-- BEGIN --

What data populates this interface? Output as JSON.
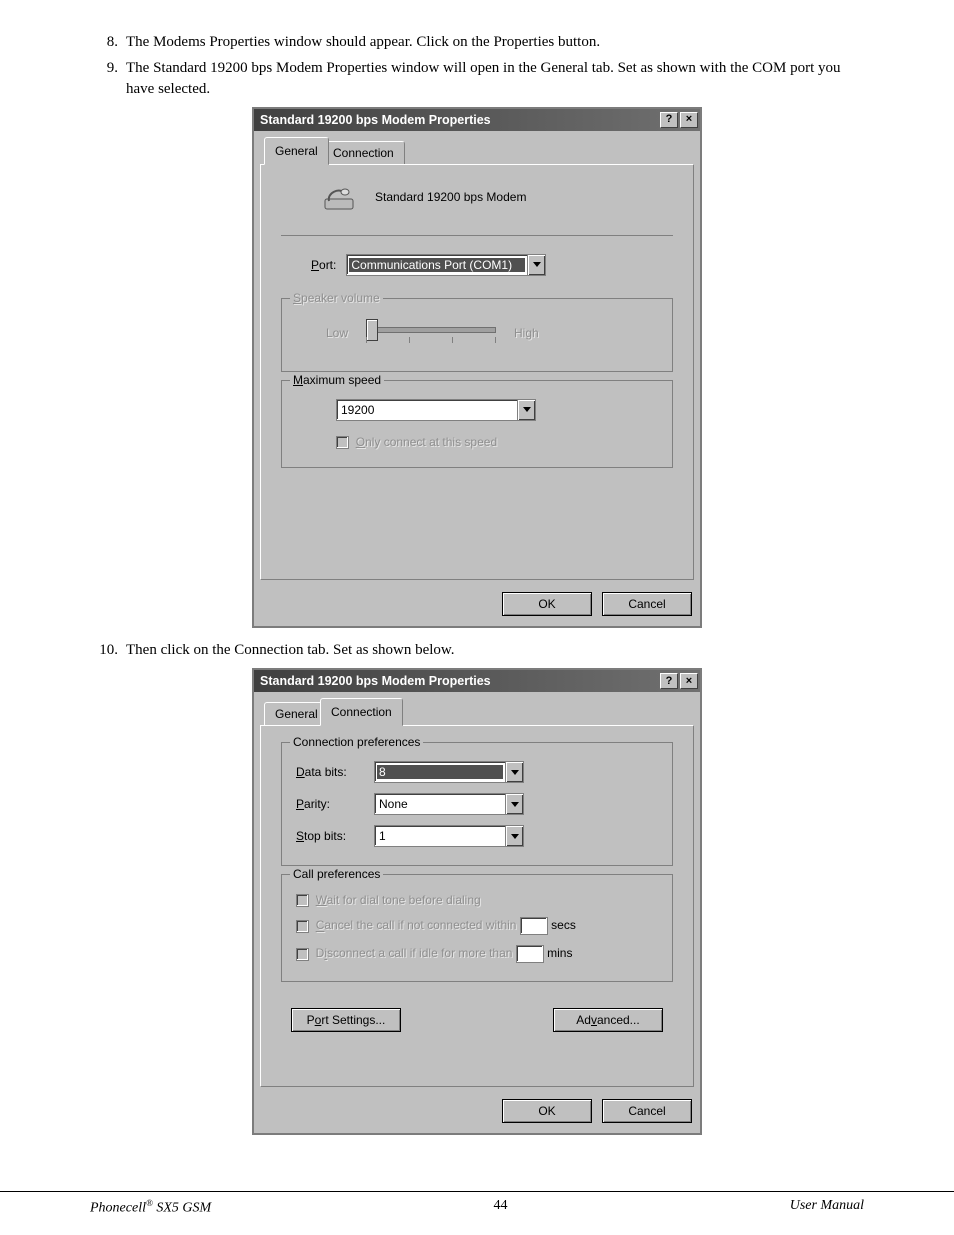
{
  "steps": {
    "s8": {
      "num": "8.",
      "text": "The Modems Properties window should appear. Click on the Properties button."
    },
    "s9": {
      "num": "9.",
      "text": "The Standard 19200 bps Modem Properties window will open in the General tab. Set as shown with the COM port you have selected."
    },
    "s10": {
      "num": "10.",
      "text": "Then click on the Connection tab. Set as shown below."
    }
  },
  "dialog": {
    "title": "Standard 19200 bps Modem Properties",
    "help_glyph": "?",
    "close_glyph": "×",
    "tabs": {
      "general": "General",
      "connection": "Connection"
    },
    "modem_name": "Standard 19200 bps Modem",
    "port_label": "Port:",
    "port_value": "Communications Port (COM1)",
    "speaker": {
      "legend": "Speaker volume",
      "low": "Low",
      "high": "High"
    },
    "maxspeed": {
      "legend": "Maximum speed",
      "value": "19200",
      "only_connect": "Only connect at this speed"
    },
    "connprefs": {
      "legend": "Connection preferences",
      "databits_l": "Data bits:",
      "databits_v": "8",
      "parity_l": "Parity:",
      "parity_v": "None",
      "stopbits_l": "Stop bits:",
      "stopbits_v": "1"
    },
    "callprefs": {
      "legend": "Call preferences",
      "wait": "Wait for dial tone before dialing",
      "cancel": "Cancel the call if not connected within",
      "secs": "secs",
      "disconnect": "Disconnect a call if idle for more than",
      "mins": "mins"
    },
    "buttons": {
      "port_settings": "Port Settings...",
      "advanced": "Advanced...",
      "ok": "OK",
      "cancel": "Cancel"
    }
  },
  "footer": {
    "left1": "Phonecell",
    "left2": " SX5 GSM",
    "pagenum": "44",
    "right": "User Manual"
  }
}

-- END --

▸ Directions: Find each line holding "cancel". Copy it out.

▸ Exercise answer:
      "cancel": "Cancel the call if not connected within",
      "cancel": "Cancel"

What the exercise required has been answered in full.